TASK BRIEF:
For the records that follow, return only the count of lines containing the string "screenshot".

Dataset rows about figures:

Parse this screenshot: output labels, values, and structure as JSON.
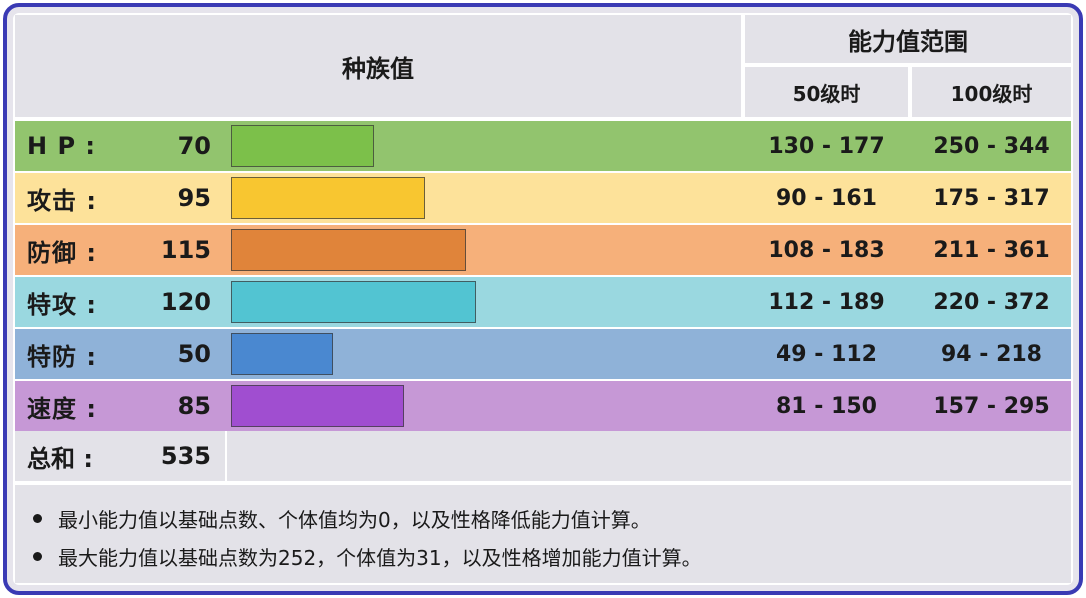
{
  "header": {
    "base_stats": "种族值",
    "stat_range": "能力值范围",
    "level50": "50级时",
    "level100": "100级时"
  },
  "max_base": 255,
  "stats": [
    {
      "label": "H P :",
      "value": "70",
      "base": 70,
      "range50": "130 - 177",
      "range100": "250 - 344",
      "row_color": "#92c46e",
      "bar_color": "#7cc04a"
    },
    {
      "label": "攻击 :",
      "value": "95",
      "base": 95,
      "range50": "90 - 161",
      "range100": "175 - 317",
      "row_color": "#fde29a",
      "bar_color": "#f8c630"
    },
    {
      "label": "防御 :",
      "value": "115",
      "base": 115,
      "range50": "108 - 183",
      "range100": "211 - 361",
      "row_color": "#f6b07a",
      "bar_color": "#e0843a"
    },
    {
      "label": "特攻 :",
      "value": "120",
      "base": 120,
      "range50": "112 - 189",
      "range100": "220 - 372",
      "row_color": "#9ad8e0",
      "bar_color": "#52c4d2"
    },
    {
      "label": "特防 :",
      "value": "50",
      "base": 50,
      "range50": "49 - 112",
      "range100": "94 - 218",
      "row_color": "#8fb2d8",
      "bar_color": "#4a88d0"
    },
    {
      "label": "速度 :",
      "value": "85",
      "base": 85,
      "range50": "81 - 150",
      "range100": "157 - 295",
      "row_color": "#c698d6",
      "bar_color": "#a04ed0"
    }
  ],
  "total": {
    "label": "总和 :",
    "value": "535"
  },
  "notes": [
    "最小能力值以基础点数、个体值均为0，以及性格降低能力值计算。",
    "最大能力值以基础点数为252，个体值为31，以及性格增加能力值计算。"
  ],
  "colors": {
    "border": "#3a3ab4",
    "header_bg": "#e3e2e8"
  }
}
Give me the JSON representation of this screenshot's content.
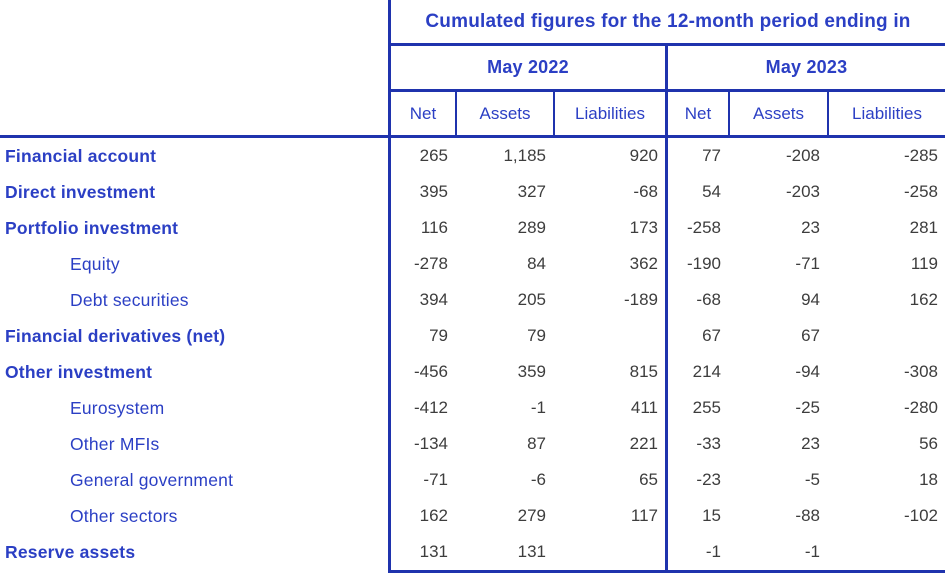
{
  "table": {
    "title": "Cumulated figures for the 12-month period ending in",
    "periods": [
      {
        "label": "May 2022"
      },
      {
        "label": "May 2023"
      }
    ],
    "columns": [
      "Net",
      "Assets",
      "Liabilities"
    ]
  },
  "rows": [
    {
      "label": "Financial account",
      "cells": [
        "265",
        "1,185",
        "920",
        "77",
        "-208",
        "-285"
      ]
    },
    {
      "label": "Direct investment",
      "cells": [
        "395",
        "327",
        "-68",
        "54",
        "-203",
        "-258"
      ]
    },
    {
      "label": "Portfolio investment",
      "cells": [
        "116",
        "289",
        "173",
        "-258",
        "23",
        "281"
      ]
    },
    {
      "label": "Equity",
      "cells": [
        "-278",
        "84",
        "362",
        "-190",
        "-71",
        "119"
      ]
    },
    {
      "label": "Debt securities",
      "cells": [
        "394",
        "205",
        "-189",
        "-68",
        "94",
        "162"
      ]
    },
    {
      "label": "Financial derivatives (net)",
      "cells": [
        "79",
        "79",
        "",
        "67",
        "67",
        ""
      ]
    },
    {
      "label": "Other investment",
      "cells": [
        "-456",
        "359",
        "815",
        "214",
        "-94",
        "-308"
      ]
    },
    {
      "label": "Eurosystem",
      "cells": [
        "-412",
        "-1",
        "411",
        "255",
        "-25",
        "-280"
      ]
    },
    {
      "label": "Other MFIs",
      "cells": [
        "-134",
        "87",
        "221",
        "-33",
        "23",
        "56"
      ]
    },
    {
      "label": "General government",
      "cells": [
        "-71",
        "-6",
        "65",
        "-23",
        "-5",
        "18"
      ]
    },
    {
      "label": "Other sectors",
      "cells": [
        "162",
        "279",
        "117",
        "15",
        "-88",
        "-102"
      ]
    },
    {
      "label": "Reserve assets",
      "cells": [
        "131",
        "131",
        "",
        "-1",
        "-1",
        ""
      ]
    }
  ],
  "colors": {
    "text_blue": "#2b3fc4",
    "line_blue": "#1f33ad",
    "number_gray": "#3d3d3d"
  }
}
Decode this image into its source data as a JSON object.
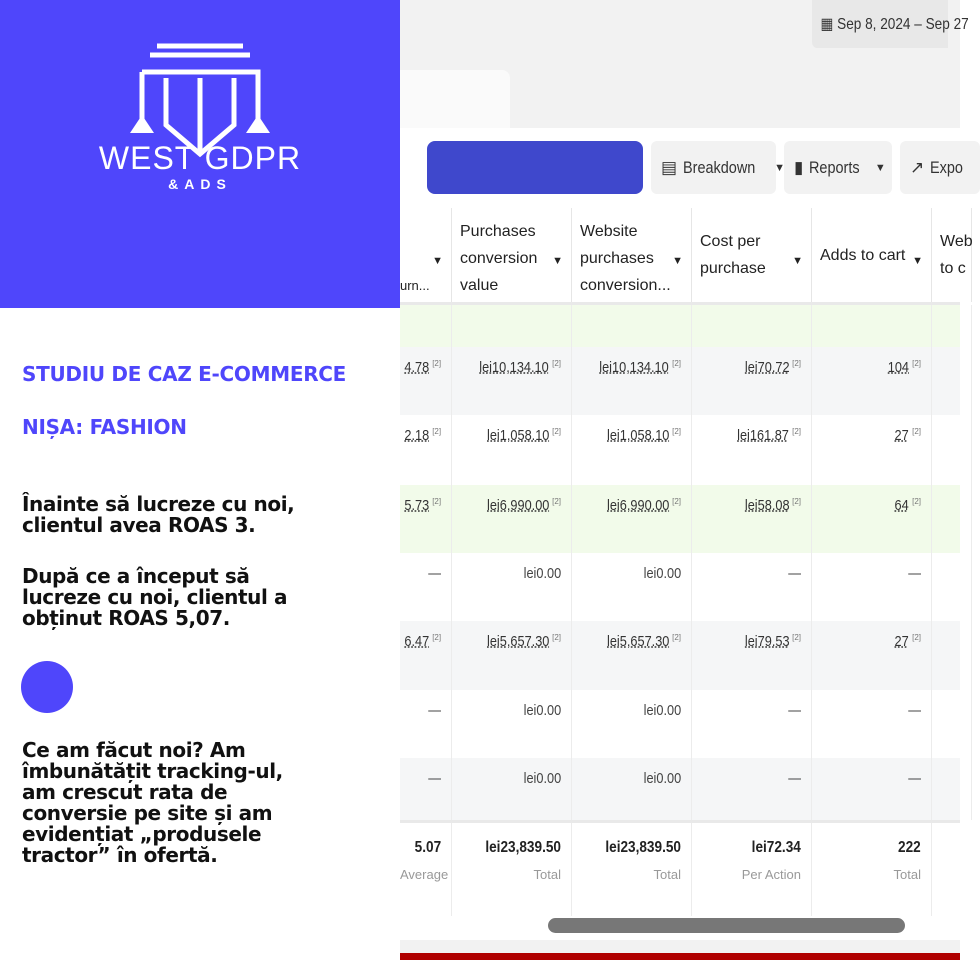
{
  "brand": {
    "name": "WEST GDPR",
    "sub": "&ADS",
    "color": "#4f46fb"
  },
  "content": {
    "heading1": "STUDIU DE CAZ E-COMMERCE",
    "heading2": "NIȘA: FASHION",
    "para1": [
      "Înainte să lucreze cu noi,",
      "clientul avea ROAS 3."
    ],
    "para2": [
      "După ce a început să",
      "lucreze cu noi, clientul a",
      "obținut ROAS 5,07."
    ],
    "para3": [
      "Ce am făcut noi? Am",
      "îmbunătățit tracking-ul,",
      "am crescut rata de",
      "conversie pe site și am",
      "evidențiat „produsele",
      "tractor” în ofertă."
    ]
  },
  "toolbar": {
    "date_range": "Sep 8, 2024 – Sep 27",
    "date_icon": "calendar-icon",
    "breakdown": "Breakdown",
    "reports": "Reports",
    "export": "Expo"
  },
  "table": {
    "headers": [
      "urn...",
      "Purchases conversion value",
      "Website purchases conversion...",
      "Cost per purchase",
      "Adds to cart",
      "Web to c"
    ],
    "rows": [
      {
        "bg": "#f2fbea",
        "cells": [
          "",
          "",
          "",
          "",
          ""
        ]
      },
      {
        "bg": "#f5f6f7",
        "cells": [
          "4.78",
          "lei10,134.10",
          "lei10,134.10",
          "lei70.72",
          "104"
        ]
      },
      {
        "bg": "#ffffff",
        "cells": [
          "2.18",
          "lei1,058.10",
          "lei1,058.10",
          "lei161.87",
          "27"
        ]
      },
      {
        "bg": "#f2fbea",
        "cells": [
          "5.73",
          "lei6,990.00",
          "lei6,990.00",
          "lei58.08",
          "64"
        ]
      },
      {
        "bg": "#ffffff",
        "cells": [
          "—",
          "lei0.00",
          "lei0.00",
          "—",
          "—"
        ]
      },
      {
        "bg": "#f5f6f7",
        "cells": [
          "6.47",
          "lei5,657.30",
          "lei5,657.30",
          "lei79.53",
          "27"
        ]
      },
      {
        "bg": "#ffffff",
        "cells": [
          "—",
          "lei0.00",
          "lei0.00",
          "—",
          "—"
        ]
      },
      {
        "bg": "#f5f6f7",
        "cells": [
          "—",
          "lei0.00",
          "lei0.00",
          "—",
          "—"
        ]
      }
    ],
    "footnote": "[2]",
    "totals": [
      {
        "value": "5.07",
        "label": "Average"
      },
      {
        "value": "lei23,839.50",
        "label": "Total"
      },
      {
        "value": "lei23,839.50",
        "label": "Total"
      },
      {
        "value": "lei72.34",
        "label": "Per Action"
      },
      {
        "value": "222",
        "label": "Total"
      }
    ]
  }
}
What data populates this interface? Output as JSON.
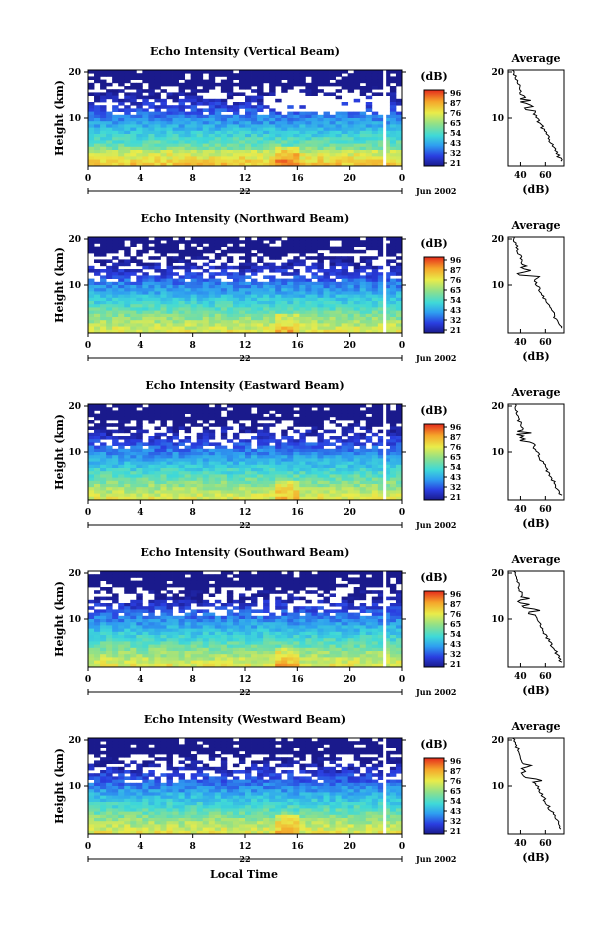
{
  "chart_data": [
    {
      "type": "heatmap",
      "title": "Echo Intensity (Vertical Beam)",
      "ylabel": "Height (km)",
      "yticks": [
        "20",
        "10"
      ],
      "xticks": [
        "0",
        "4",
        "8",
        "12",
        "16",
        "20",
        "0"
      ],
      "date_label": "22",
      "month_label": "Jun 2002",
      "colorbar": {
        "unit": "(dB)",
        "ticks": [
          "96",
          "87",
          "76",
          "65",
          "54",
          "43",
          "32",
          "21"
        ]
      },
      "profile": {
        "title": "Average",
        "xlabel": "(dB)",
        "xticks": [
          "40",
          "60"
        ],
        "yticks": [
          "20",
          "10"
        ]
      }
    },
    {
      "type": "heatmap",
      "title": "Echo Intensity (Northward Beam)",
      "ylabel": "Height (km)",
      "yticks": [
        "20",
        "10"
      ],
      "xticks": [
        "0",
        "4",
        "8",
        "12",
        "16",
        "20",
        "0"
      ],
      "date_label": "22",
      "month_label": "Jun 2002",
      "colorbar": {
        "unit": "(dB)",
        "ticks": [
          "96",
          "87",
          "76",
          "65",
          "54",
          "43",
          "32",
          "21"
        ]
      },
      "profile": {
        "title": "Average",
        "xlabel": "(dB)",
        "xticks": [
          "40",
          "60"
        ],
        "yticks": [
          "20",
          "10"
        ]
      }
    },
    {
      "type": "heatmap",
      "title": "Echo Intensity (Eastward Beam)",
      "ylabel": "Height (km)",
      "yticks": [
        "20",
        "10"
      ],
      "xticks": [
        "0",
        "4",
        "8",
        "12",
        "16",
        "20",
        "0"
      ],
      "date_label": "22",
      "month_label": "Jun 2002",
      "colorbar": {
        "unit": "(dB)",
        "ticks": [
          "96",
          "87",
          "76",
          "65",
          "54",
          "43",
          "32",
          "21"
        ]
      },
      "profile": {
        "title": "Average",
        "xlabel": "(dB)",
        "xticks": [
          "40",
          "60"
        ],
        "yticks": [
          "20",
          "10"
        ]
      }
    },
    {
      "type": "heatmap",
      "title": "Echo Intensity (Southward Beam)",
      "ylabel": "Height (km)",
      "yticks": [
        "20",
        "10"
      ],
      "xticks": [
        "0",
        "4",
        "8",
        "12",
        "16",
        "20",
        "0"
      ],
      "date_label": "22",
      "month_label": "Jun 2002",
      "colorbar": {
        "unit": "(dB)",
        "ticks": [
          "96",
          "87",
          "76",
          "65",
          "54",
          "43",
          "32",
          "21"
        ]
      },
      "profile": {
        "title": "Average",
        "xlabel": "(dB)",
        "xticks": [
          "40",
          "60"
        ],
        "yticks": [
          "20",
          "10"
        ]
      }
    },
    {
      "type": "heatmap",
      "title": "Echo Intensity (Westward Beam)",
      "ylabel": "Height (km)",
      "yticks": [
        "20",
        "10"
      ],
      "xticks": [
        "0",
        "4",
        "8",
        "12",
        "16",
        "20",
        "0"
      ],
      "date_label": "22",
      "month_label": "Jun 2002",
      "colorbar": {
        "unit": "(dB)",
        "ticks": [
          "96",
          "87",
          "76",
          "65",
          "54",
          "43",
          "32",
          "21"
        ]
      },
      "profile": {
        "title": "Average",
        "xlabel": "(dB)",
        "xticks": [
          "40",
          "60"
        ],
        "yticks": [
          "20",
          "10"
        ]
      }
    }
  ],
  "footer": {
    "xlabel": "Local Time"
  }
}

THE REPLY:
2